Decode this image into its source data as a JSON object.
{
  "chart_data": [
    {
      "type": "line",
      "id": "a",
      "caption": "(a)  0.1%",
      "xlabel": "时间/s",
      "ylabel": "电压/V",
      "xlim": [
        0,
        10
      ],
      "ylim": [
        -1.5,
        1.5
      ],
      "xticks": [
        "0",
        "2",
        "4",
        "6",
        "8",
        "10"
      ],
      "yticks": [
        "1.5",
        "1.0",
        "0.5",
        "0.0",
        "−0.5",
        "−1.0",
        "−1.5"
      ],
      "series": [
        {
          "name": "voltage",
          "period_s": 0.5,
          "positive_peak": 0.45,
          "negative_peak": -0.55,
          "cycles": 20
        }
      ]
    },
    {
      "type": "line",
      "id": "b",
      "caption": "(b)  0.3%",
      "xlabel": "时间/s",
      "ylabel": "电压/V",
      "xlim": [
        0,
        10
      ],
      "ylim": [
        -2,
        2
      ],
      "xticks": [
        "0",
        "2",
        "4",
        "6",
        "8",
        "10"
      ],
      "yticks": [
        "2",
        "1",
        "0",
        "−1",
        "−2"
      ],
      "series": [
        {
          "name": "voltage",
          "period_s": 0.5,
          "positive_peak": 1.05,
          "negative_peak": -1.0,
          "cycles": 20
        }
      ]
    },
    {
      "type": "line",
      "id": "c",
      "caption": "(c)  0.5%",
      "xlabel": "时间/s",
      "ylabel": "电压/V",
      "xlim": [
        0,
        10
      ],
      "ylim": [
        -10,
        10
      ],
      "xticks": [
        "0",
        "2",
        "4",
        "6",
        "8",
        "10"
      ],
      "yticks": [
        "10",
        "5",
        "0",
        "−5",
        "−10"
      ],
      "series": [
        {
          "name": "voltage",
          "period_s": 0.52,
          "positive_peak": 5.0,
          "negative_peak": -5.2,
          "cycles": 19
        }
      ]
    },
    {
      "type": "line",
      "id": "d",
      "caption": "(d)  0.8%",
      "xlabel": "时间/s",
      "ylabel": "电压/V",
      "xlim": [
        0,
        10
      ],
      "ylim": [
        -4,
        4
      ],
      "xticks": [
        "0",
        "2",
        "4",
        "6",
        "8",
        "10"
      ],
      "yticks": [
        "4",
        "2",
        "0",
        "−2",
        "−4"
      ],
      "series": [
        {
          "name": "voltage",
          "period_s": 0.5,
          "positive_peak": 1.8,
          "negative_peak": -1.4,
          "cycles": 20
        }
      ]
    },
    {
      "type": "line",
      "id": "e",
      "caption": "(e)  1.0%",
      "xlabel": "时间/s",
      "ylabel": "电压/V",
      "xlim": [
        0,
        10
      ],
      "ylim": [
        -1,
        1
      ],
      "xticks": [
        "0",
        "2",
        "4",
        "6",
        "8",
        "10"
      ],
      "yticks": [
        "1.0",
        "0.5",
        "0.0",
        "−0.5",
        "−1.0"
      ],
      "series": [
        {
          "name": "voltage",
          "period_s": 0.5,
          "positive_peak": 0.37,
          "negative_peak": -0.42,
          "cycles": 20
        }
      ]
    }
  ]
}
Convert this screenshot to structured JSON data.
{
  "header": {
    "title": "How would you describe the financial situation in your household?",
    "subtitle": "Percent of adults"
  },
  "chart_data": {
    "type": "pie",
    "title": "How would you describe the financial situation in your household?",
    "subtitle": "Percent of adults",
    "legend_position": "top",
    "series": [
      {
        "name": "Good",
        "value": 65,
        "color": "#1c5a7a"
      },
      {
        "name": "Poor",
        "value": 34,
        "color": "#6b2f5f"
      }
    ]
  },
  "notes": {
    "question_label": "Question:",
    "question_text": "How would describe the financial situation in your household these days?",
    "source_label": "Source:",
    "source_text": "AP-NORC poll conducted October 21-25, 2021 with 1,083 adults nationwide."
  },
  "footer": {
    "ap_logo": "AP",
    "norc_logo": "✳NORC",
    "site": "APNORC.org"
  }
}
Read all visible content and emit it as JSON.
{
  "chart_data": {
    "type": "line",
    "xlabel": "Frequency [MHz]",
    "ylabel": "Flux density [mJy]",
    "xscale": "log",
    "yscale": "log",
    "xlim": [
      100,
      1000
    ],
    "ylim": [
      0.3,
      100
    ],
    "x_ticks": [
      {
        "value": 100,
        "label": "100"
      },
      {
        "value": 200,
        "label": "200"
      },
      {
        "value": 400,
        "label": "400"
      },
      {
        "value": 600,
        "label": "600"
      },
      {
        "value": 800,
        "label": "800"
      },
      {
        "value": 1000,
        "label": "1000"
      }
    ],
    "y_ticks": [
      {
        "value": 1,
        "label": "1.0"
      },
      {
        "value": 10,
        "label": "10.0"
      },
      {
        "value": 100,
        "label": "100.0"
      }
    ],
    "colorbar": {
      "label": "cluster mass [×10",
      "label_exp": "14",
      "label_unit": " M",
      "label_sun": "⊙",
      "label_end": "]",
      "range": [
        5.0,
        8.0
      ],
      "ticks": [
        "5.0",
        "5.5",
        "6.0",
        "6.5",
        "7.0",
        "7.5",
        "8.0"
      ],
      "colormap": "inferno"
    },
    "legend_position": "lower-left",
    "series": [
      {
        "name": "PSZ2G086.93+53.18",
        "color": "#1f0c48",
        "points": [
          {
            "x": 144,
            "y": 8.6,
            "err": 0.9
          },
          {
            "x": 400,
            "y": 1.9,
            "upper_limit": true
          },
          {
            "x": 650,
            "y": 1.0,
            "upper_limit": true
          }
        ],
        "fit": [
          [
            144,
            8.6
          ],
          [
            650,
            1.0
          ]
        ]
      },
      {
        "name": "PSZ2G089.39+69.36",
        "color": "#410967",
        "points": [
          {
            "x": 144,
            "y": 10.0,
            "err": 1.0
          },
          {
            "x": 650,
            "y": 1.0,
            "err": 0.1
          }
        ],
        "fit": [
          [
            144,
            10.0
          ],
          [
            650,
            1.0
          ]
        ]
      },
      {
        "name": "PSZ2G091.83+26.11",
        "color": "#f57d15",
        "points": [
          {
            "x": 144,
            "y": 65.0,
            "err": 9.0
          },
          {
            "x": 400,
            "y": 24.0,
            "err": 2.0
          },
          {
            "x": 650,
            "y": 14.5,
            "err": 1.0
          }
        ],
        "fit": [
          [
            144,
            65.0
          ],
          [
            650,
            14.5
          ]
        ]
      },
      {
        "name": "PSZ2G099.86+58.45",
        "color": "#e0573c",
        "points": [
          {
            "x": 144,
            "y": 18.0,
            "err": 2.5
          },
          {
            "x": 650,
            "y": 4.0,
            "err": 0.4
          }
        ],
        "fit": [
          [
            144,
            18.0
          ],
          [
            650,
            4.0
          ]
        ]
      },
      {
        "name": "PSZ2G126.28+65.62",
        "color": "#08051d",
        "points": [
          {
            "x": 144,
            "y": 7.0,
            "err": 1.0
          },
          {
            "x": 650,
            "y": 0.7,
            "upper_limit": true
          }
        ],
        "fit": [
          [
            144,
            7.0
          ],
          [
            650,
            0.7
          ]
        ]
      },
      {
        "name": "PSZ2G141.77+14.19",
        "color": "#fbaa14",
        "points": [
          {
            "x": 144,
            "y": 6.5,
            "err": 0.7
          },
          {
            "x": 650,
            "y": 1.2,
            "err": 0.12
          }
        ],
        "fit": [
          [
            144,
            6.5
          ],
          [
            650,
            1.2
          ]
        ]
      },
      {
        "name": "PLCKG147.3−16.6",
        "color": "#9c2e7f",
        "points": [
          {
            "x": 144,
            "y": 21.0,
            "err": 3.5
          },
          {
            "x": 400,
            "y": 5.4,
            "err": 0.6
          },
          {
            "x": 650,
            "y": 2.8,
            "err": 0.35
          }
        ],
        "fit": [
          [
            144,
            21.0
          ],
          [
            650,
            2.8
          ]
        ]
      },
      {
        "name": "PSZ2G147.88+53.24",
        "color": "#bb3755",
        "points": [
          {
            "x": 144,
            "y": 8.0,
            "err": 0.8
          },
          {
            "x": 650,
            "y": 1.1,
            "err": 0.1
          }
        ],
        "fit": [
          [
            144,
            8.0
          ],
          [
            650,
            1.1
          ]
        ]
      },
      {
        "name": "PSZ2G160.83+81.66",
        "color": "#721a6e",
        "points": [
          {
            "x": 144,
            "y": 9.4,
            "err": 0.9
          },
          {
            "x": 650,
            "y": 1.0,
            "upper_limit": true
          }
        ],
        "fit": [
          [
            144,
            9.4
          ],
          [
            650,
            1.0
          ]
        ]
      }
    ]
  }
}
* * *
**WHAT THE TASK REQUIRES:** Tell how many lines in the records above contain "caption", giving the number and no other words.

**WRITTEN ANSWER:** 5